## START Excerpted records

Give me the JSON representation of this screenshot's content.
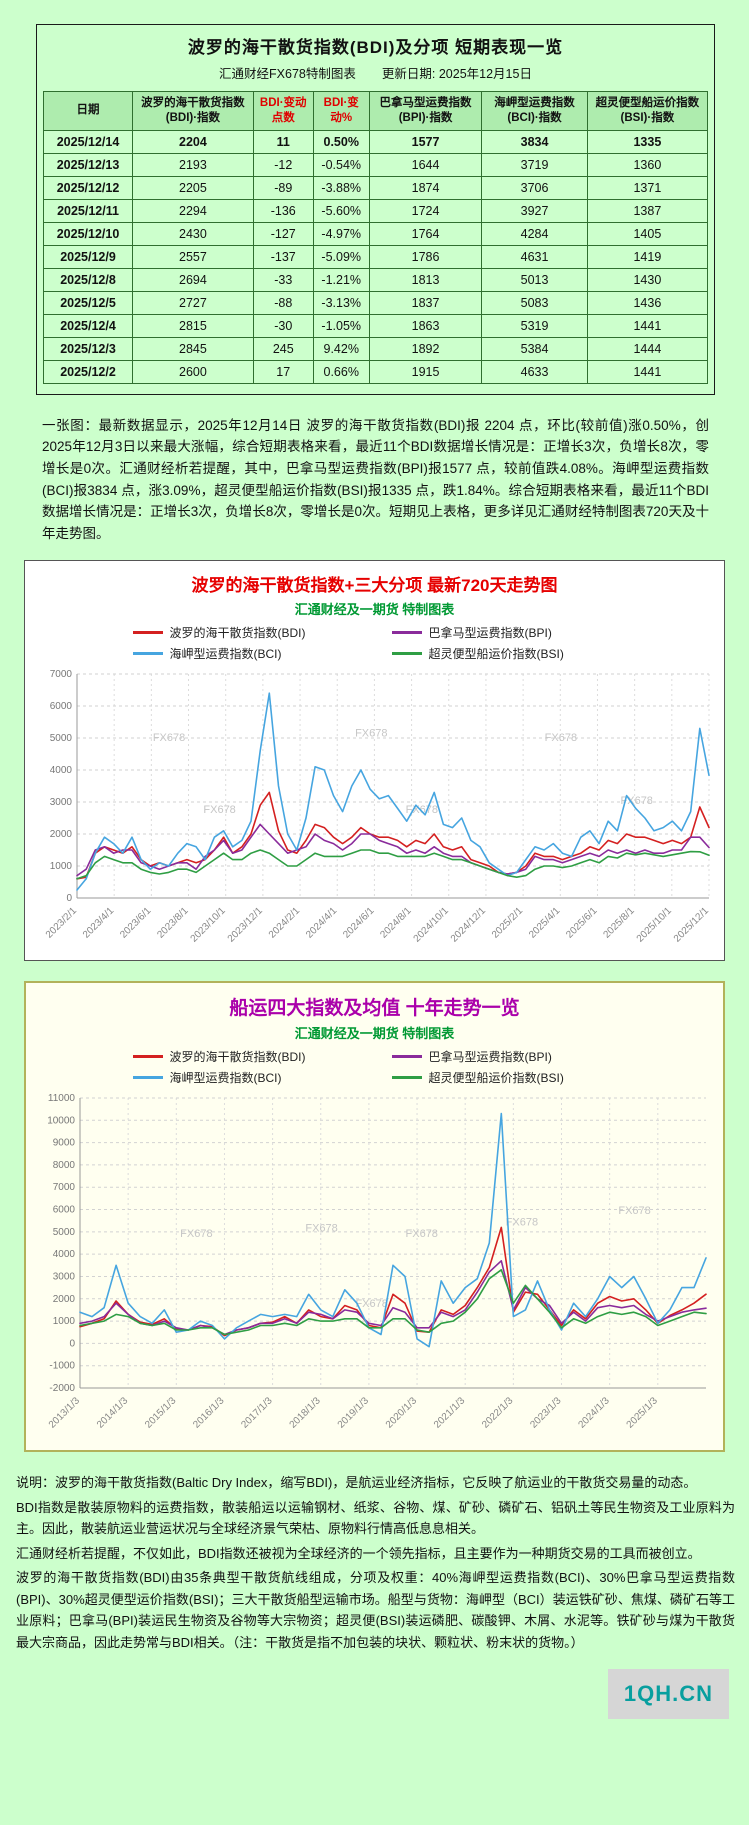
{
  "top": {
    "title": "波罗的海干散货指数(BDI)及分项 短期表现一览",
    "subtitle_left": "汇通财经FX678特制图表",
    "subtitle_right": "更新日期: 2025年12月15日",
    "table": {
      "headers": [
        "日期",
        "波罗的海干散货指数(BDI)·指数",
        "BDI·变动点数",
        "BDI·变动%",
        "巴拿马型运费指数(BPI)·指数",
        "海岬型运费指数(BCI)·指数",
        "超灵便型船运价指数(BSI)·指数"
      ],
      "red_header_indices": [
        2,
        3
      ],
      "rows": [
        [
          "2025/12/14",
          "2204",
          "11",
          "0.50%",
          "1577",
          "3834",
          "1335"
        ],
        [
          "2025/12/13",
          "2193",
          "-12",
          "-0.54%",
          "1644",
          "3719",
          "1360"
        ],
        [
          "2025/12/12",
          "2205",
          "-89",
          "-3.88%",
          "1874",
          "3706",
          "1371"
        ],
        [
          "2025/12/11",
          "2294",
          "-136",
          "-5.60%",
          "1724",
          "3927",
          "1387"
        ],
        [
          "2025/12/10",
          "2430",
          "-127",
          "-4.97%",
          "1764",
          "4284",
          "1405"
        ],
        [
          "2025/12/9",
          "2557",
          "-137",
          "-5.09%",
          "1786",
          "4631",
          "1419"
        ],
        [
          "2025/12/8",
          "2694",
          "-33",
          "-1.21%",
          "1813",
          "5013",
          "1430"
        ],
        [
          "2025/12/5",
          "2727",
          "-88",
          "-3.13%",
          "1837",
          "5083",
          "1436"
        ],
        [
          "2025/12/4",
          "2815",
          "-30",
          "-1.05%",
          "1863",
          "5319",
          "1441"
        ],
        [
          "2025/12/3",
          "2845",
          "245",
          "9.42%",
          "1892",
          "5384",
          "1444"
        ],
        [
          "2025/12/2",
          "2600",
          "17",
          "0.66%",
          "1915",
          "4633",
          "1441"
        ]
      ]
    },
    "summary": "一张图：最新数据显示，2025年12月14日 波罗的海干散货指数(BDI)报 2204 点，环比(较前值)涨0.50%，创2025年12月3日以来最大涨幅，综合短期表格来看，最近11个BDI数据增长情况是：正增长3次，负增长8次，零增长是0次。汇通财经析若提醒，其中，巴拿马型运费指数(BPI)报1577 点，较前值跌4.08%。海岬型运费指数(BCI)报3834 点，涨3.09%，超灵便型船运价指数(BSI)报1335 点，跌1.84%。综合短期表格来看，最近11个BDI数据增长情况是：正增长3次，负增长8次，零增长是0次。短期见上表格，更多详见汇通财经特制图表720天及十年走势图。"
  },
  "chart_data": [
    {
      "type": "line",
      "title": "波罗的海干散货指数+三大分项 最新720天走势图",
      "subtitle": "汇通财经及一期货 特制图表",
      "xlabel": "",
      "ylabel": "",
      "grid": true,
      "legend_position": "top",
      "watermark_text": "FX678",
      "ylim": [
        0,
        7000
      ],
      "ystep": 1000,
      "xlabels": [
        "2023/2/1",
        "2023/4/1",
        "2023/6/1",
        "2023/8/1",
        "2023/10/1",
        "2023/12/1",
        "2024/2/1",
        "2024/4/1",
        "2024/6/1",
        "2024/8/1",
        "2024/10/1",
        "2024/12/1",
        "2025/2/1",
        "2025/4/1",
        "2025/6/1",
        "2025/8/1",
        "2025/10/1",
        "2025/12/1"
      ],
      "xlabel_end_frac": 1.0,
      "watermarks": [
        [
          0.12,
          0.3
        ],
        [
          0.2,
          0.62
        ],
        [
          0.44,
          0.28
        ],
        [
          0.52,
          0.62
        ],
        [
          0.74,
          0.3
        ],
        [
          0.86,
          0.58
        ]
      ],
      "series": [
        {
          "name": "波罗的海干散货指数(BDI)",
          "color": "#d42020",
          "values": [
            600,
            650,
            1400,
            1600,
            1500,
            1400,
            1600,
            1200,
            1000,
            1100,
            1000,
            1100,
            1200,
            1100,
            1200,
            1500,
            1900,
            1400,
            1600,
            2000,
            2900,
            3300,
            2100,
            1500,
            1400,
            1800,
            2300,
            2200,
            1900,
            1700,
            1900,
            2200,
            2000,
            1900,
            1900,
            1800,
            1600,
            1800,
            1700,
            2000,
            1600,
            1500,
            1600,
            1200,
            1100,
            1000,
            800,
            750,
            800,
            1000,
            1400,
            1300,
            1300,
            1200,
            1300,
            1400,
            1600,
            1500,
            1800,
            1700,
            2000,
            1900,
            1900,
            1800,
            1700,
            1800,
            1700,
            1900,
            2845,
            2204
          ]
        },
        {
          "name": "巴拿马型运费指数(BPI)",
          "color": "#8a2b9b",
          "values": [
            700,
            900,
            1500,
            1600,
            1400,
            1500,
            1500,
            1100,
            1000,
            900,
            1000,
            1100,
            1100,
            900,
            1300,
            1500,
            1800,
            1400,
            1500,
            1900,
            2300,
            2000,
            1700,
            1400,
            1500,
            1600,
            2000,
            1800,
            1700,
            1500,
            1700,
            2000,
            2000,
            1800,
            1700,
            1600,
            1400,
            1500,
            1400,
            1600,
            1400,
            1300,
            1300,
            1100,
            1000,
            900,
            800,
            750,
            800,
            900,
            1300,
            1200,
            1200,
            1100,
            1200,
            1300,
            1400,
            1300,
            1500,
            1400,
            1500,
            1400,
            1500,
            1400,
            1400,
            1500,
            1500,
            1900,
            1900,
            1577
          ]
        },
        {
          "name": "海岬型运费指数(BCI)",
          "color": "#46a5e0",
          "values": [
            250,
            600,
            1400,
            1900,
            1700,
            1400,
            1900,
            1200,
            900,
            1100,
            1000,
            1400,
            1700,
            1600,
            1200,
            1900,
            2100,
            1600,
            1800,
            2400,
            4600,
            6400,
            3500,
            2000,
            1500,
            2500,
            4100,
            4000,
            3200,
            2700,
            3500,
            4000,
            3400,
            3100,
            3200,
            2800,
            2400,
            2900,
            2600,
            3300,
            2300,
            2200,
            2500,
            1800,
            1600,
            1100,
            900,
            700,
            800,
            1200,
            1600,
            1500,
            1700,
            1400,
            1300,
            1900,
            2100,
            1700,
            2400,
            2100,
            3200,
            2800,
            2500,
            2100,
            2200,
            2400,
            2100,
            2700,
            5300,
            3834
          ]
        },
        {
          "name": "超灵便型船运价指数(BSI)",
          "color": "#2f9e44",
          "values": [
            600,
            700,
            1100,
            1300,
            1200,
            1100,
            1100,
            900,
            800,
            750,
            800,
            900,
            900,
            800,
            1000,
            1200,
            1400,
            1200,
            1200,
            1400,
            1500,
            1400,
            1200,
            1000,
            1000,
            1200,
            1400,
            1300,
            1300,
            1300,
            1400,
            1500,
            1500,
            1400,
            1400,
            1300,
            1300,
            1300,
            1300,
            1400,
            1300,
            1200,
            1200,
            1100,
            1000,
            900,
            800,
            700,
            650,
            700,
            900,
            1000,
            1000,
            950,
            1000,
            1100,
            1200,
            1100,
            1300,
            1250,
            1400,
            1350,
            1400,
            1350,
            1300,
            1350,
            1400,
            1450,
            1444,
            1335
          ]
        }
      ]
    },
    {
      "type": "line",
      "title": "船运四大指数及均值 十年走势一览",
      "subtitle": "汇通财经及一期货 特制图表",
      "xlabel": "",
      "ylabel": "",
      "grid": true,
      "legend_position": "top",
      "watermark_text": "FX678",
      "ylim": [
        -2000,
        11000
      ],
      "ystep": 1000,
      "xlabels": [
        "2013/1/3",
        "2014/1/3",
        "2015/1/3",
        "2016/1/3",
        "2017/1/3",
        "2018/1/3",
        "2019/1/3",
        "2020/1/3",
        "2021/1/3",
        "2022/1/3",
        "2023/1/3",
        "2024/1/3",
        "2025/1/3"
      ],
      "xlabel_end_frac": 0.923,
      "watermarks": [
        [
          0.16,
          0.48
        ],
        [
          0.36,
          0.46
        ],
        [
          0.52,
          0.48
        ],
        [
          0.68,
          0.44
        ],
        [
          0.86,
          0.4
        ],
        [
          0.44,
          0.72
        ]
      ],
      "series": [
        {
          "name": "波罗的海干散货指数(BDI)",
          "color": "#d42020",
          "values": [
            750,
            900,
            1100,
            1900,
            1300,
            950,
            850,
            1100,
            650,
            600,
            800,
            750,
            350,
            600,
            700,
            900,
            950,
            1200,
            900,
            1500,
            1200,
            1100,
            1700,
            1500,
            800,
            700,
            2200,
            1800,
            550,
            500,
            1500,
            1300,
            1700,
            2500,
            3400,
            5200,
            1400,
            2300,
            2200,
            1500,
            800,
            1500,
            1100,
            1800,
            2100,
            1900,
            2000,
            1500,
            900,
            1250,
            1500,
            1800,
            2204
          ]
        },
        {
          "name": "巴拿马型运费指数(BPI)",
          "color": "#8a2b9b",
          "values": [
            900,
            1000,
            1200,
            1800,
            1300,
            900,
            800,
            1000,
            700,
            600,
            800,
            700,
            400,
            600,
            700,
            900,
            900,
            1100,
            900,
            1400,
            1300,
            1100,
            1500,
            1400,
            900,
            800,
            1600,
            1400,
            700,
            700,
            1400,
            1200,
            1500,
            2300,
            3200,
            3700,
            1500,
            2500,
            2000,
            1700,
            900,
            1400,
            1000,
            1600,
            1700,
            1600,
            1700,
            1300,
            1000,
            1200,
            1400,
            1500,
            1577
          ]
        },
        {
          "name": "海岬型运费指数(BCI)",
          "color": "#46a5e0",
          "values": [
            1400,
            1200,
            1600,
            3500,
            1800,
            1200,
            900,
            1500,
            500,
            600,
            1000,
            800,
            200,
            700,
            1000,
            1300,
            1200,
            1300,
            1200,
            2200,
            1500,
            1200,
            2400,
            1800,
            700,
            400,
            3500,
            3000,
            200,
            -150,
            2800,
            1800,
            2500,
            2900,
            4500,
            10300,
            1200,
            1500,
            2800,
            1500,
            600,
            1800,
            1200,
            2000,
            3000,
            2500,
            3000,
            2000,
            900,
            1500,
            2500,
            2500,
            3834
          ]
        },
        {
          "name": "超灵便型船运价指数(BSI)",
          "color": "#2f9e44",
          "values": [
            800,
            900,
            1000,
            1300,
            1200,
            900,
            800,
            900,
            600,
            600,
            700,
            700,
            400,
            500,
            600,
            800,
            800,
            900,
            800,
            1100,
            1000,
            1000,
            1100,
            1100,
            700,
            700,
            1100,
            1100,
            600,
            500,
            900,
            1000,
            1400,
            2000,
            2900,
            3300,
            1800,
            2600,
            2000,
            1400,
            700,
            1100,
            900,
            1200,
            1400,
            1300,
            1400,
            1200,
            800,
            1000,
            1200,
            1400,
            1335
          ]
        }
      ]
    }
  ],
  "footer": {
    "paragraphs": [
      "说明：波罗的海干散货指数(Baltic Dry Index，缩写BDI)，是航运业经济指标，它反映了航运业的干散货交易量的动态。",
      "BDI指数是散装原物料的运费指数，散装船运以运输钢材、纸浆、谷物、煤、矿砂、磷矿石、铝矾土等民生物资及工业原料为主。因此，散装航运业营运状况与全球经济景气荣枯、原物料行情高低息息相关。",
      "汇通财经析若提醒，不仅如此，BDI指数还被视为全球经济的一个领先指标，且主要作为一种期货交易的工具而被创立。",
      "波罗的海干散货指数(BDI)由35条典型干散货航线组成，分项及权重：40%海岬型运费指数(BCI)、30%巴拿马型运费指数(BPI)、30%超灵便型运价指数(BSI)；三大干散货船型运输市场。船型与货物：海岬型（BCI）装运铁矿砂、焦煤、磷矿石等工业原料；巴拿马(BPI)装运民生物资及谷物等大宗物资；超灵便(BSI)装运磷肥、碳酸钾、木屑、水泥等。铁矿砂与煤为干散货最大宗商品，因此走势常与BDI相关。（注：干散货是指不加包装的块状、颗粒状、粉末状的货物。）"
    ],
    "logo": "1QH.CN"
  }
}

## END Excerpted records

Prompt
From the entries above, collect every line with the string "超灵便型船运价指数" in it.

Response to the exercise
        "超灵便型船运价指数(BSI)·指数"
    "summary": "一张图：最新数据显示，2025年12月14日 波罗的海干散货指数(BDI)报 2204 点，环比(较前值)涨0.50%，创2025年12月3日以来最大涨幅，综合短期表格来看，最近11个BDI数据增长情况是：正增长3次，负增长8次，零增长是0次。汇通财经析若提醒，其中，巴拿马型运费指数(BPI)报1577 点，较前值跌4.08%。海岬型运费指数(BCI)报3834 点，涨3.09%，超灵便型船运价指数(BSI)报1335 点，跌1.84%。综合短期表格来看，最近11个BDI数据增长情况是：正增长3次，负增长8次，零增长是0次。短期见上表格，更多详见汇通财经特制图表720天及十年走势图。"
          "name": "超灵便型船运价指数(BSI)",
          "name": "超灵便型船运价指数(BSI)",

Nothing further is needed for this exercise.